▶ _PROBLEM REQUIREMENTS_:
Could the lines from the one with "Extract all readable text from this page." through the end of the listing be restated exactly, with nothing else included?

▶ _EXTRACTED INFORMATION_:
#####
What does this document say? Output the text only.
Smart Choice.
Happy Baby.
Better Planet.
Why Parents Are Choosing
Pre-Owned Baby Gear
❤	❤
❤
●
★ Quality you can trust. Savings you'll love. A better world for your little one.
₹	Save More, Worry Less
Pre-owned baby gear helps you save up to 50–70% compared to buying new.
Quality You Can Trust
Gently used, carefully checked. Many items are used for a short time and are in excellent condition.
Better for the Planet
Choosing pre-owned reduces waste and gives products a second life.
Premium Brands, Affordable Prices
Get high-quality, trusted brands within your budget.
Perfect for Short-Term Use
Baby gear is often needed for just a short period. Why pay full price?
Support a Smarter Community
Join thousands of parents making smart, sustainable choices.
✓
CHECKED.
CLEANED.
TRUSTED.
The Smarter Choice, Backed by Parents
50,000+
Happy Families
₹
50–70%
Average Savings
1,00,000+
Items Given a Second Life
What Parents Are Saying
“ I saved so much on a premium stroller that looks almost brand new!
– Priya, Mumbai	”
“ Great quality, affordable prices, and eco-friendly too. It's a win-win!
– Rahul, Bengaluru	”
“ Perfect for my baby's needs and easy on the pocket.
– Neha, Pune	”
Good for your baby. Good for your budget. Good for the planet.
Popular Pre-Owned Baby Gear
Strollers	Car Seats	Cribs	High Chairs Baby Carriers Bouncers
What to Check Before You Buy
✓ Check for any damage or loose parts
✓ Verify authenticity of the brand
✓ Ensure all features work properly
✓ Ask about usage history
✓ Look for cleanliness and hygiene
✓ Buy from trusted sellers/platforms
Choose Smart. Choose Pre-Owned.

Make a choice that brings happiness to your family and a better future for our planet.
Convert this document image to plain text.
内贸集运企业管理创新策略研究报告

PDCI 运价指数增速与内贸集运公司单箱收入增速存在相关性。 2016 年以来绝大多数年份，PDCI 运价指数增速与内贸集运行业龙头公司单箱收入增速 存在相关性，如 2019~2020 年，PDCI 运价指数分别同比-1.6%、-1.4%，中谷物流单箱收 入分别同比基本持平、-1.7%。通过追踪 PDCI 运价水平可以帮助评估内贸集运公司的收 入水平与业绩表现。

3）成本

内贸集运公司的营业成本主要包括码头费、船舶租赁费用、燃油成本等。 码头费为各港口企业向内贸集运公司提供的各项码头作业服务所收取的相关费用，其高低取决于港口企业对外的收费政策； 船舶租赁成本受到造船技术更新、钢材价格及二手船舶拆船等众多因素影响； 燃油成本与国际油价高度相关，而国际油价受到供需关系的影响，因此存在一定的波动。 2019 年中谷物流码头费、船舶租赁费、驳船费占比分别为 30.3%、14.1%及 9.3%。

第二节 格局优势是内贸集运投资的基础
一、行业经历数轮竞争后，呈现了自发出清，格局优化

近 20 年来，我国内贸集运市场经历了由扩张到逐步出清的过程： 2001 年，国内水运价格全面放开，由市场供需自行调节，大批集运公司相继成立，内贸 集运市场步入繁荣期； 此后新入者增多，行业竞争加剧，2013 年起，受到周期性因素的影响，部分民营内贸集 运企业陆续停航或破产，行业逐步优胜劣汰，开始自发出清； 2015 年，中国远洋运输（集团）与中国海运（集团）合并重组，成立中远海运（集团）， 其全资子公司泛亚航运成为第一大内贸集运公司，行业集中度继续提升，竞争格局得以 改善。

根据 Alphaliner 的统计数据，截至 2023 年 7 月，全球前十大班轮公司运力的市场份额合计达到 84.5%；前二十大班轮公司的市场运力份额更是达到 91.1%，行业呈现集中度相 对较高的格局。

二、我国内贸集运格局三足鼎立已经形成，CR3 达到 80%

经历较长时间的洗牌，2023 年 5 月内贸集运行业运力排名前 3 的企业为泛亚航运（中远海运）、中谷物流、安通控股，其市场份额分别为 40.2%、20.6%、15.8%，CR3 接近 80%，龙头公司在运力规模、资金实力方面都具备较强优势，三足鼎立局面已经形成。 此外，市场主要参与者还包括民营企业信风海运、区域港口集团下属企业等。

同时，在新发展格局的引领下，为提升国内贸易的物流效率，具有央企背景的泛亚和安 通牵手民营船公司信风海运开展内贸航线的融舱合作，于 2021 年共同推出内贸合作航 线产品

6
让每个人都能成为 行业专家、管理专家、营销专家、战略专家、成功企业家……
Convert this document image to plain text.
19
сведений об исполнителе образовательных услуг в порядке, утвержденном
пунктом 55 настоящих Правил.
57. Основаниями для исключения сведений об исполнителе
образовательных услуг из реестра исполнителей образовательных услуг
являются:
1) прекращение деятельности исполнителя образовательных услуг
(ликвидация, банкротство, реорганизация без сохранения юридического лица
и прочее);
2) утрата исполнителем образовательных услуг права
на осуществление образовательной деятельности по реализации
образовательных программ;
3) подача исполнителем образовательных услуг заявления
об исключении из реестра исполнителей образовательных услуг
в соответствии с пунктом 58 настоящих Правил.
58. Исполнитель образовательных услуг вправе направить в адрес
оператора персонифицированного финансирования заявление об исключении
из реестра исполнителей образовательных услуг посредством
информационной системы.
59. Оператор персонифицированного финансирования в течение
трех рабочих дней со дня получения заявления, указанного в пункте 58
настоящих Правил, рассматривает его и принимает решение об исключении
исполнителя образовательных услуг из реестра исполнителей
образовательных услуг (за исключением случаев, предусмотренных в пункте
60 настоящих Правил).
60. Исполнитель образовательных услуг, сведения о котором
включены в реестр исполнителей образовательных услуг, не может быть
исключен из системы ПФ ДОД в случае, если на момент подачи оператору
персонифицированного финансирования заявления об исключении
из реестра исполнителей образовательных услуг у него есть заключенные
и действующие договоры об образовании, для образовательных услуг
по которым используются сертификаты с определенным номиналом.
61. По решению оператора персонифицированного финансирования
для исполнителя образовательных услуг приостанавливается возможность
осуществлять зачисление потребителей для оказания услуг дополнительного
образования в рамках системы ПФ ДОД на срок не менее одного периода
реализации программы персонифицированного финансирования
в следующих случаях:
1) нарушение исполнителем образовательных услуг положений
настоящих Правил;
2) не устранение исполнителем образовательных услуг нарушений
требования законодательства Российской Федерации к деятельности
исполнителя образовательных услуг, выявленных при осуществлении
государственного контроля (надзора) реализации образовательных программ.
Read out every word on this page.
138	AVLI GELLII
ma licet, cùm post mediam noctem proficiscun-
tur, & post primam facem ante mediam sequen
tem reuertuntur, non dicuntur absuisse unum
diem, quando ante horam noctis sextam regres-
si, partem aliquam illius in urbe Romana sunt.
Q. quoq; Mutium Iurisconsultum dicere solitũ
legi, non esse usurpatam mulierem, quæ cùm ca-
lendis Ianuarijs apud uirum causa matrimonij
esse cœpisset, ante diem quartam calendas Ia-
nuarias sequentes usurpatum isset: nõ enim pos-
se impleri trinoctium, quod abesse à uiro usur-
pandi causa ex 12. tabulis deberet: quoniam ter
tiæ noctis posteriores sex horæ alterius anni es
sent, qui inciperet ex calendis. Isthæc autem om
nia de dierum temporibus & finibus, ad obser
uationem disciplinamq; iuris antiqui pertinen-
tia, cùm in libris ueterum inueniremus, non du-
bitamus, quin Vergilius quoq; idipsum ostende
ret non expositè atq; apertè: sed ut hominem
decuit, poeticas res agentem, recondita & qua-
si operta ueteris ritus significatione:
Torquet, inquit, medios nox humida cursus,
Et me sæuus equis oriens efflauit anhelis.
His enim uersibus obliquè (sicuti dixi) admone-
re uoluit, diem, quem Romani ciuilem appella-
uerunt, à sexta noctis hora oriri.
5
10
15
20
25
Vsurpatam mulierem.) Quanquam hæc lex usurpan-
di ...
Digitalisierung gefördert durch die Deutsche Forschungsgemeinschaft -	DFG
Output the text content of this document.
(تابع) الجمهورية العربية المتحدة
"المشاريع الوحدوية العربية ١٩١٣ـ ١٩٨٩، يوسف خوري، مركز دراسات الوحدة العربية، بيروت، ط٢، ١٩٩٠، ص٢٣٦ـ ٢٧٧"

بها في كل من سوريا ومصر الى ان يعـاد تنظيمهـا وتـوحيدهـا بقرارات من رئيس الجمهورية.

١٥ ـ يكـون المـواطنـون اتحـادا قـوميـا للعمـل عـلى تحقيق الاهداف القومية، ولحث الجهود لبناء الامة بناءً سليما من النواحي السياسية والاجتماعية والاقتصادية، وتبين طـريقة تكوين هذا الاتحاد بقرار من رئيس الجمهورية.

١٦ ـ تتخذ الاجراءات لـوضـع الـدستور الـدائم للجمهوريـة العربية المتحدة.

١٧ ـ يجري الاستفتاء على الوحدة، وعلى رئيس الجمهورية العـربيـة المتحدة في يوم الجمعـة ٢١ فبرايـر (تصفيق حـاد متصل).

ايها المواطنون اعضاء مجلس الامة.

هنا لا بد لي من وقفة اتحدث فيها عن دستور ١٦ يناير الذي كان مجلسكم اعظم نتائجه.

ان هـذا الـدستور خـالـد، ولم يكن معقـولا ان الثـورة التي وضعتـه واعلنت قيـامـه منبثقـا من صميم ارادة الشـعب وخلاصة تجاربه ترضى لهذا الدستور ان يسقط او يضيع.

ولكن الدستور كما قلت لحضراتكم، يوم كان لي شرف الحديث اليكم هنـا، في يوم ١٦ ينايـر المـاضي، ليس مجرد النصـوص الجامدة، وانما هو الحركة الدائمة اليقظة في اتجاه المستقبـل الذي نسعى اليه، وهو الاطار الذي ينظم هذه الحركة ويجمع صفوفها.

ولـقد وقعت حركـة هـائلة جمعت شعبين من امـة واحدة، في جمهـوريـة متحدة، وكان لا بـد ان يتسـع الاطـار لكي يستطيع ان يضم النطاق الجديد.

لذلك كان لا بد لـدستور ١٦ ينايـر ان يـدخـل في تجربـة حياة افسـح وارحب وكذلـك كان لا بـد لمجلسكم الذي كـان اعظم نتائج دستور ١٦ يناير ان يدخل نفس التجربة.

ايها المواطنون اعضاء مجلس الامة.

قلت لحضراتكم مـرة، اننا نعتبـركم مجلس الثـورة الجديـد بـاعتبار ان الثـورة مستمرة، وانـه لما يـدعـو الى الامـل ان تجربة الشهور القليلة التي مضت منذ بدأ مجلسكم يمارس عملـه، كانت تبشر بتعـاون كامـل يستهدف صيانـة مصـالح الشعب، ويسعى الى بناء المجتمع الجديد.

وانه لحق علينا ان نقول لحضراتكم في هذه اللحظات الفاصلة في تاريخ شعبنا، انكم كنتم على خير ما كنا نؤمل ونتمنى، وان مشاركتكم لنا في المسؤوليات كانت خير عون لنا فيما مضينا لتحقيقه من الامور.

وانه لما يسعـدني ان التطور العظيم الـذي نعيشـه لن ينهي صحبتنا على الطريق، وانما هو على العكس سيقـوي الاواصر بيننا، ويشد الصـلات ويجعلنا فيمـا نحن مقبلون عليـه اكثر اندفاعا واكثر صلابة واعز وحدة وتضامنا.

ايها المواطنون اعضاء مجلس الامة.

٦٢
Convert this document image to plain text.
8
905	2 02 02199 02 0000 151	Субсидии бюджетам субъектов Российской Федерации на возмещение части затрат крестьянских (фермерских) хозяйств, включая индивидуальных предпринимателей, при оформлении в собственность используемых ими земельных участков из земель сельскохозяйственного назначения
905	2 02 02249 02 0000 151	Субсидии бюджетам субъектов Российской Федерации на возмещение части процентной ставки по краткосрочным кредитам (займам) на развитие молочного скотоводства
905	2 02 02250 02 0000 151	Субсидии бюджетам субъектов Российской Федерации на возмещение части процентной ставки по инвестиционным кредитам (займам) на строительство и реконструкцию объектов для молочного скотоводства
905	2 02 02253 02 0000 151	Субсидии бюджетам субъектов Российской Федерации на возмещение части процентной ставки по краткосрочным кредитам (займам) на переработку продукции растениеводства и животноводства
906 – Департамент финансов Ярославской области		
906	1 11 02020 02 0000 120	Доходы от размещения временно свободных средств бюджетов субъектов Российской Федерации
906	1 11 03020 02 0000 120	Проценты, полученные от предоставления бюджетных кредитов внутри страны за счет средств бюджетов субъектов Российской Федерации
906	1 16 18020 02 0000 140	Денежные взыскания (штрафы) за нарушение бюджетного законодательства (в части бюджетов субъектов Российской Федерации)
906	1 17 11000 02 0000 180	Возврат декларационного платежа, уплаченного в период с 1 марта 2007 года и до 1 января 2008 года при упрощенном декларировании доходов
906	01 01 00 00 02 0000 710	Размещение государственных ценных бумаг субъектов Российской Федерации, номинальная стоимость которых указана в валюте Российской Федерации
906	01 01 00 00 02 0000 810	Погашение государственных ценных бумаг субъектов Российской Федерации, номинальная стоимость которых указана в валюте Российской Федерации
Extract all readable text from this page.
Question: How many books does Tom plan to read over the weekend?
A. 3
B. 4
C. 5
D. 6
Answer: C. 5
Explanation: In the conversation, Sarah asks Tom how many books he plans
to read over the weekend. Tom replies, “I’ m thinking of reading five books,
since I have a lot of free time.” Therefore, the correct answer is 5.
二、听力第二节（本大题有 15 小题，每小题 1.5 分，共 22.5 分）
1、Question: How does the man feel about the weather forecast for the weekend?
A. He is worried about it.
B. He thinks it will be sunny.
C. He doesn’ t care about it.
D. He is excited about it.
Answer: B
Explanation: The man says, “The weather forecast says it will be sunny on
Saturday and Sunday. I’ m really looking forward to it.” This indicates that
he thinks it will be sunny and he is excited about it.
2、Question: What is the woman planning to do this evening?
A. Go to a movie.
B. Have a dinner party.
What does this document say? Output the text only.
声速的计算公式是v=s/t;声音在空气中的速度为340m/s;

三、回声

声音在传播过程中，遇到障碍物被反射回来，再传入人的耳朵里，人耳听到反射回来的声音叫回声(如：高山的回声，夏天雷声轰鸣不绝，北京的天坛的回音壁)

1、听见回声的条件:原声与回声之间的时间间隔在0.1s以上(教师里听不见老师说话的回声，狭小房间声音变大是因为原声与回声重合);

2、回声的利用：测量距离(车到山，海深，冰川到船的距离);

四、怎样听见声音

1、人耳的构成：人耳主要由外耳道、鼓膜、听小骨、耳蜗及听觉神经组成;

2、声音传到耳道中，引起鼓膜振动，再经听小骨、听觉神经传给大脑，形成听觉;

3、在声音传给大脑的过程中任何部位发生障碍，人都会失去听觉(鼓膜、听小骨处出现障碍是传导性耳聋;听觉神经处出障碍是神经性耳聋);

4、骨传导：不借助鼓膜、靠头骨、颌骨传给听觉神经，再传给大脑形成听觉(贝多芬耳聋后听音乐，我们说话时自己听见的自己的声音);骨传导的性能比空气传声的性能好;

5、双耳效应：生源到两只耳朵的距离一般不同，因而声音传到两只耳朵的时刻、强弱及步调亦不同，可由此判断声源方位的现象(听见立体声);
#####
▶ _EXERCISE ANSWER_:
Extract all readable text from this page.
Question: How many books does Tom plan to read over the weekend?
A. 3
B. 4
C. 5
D. 6
Answer: C. 5
Explanation: In the conversation, Sarah asks Tom how many books he plans
to read over the weekend. Tom replies, “I’ m thinking of reading five books,
since I have a lot of free time.” Therefore, the correct answer is 5.
二、听力第二节（本大题有 15 小题，每小题 1.5 分，共 22.5 分）
1、Question: How does the man feel about the weather forecast for the weekend?
A. He is worried about it.
B. He thinks it will be sunny.
C. He doesn’ t care about it.
D. He is excited about it.
Answer: B
Explanation: The man says, “The weather forecast says it will be sunny on
Saturday and Sunday. I’ m really looking forward to it.” This indicates that
he thinks it will be sunny and he is excited about it.
2、Question: What is the woman planning to do this evening?
A. Go to a movie.
B. Have a dinner party.
What does this document say? Output the text only.
声速的计算公式是v=s/t;声音在空气中的速度为340m/s;

三、回声

声音在传播过程中，遇到障碍物被反射回来，再传入人的耳朵里，人耳听到反射回来的声音叫回声(如：高山的回声，夏天雷声轰鸣不绝，北京的天坛的回音壁)

1、听见回声的条件:原声与回声之间的时间间隔在0.1s以上(教师里听不见老师说话的回声，狭小房间声音变大是因为原声与回声重合);

2、回声的利用：测量距离(车到山，海深，冰川到船的距离);

四、怎样听见声音

1、人耳的构成：人耳主要由外耳道、鼓膜、听小骨、耳蜗及听觉神经组成;

2、声音传到耳道中，引起鼓膜振动，再经听小骨、听觉神经传给大脑，形成听觉;

3、在声音传给大脑的过程中任何部位发生障碍，人都会失去听觉(鼓膜、听小骨处出现障碍是传导性耳聋;听觉神经处出障碍是神经性耳聋);

4、骨传导：不借助鼓膜、靠头骨、颌骨传给听觉神经，再传给大脑形成听觉(贝多芬耳聋后听音乐，我们说话时自己听见的自己的声音);骨传导的性能比空气传声的性能好;

5、双耳效应：生源到两只耳朵的距离一般不同，因而声音传到两只耳朵的时刻、强弱及步调亦不同，可由此判断声源方位的现象(听见立体声);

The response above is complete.